**TASK PROMPT**
Filter these entries, keeping only lines that hold the word "marker".

**RECORDS SUPPLIED**
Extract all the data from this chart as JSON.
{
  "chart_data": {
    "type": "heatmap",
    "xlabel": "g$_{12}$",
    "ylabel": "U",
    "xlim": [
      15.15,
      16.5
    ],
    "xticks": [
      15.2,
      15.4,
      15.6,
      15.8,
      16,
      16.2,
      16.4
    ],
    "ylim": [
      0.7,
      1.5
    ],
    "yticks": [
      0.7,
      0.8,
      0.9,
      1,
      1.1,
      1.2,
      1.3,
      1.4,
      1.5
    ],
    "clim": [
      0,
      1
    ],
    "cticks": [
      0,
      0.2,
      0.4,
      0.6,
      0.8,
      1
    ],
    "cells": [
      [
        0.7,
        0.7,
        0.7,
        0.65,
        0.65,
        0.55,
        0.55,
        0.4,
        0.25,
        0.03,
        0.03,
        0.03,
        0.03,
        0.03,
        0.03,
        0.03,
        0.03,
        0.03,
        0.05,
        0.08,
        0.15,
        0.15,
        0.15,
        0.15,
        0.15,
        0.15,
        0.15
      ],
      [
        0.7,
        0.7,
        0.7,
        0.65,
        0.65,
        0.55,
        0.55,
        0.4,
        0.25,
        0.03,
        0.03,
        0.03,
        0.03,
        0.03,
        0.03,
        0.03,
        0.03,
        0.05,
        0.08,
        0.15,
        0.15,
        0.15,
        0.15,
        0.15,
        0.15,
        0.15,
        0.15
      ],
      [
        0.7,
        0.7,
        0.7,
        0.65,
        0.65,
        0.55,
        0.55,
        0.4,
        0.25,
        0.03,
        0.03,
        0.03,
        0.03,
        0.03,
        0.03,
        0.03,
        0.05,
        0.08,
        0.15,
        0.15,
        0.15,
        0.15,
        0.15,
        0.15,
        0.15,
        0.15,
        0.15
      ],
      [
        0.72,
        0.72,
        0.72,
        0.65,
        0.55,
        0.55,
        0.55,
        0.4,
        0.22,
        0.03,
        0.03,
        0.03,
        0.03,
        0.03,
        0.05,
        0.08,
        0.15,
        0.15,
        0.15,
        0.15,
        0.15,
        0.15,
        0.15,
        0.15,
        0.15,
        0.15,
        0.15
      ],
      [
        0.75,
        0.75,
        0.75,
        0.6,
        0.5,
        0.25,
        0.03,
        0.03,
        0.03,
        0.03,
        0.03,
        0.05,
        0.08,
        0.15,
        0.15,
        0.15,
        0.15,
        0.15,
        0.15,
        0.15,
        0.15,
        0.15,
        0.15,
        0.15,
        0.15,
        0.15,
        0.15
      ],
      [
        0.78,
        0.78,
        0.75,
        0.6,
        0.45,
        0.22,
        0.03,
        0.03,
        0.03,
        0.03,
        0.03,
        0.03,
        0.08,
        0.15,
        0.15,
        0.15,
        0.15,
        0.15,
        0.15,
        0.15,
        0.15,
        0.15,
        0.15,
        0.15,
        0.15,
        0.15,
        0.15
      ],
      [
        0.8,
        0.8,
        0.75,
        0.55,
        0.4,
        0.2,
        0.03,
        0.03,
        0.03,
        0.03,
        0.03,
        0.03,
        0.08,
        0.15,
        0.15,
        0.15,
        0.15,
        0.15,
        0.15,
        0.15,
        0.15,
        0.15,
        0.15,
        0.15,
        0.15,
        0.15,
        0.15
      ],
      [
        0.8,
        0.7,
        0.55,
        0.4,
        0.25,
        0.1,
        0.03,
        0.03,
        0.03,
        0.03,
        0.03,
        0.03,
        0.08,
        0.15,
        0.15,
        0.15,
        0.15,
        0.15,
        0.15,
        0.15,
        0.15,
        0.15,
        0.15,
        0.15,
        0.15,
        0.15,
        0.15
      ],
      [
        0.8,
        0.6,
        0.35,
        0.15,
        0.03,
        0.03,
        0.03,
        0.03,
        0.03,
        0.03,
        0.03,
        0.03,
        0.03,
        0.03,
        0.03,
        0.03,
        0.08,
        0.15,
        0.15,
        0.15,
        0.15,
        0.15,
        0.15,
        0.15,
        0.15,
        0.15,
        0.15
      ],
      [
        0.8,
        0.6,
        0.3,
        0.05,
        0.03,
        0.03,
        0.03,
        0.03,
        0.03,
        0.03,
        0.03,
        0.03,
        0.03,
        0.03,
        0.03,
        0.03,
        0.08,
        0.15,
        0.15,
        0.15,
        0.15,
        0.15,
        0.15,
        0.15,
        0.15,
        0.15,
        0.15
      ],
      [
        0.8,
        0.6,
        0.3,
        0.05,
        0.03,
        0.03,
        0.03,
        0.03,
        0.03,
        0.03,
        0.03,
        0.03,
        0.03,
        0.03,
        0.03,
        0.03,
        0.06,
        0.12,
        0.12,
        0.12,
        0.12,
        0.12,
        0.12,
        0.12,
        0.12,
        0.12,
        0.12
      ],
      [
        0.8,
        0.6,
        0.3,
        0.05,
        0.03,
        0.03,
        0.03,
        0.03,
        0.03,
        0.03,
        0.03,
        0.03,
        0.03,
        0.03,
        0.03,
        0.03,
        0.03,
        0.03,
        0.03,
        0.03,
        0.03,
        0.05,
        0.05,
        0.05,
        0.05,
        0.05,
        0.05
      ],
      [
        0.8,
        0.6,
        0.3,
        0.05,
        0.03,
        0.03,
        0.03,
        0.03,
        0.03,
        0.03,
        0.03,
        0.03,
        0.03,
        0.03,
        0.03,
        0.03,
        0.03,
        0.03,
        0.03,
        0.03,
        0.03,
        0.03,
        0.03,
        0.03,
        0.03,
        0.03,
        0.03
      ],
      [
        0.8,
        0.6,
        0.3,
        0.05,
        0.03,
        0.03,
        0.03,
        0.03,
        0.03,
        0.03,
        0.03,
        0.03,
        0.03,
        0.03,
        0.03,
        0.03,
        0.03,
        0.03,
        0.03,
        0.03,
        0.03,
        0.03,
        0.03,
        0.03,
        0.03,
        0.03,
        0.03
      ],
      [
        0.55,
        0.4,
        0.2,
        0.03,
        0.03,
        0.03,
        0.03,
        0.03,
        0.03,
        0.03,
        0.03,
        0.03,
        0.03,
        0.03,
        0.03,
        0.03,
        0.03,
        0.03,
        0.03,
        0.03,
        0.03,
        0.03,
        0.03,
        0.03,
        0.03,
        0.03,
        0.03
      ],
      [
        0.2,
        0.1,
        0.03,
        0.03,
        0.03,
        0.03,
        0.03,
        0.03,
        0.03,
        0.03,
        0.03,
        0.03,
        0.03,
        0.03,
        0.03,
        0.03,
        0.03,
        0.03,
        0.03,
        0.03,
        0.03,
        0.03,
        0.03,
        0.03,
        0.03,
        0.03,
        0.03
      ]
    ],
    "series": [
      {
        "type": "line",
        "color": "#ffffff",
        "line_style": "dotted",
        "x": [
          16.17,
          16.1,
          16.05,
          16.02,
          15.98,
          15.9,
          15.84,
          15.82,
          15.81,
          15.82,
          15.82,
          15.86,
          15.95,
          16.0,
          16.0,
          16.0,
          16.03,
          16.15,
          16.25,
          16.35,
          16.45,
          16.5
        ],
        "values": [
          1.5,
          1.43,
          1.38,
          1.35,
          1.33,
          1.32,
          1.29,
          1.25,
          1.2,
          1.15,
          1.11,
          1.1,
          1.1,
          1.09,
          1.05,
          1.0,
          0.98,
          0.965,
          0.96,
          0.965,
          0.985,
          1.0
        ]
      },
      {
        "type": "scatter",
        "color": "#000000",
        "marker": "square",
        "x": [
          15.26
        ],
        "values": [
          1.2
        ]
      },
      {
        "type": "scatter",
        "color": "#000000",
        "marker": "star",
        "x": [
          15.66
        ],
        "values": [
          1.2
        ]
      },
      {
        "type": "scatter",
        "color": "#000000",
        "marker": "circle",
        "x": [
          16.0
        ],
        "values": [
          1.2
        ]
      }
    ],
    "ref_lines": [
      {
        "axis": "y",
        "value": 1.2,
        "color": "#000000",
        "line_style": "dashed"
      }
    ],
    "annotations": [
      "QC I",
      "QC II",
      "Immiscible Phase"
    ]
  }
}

**RESPONSE TO THE EXERCISE**
        "marker": "square",
        "marker": "star",
        "marker": "circle",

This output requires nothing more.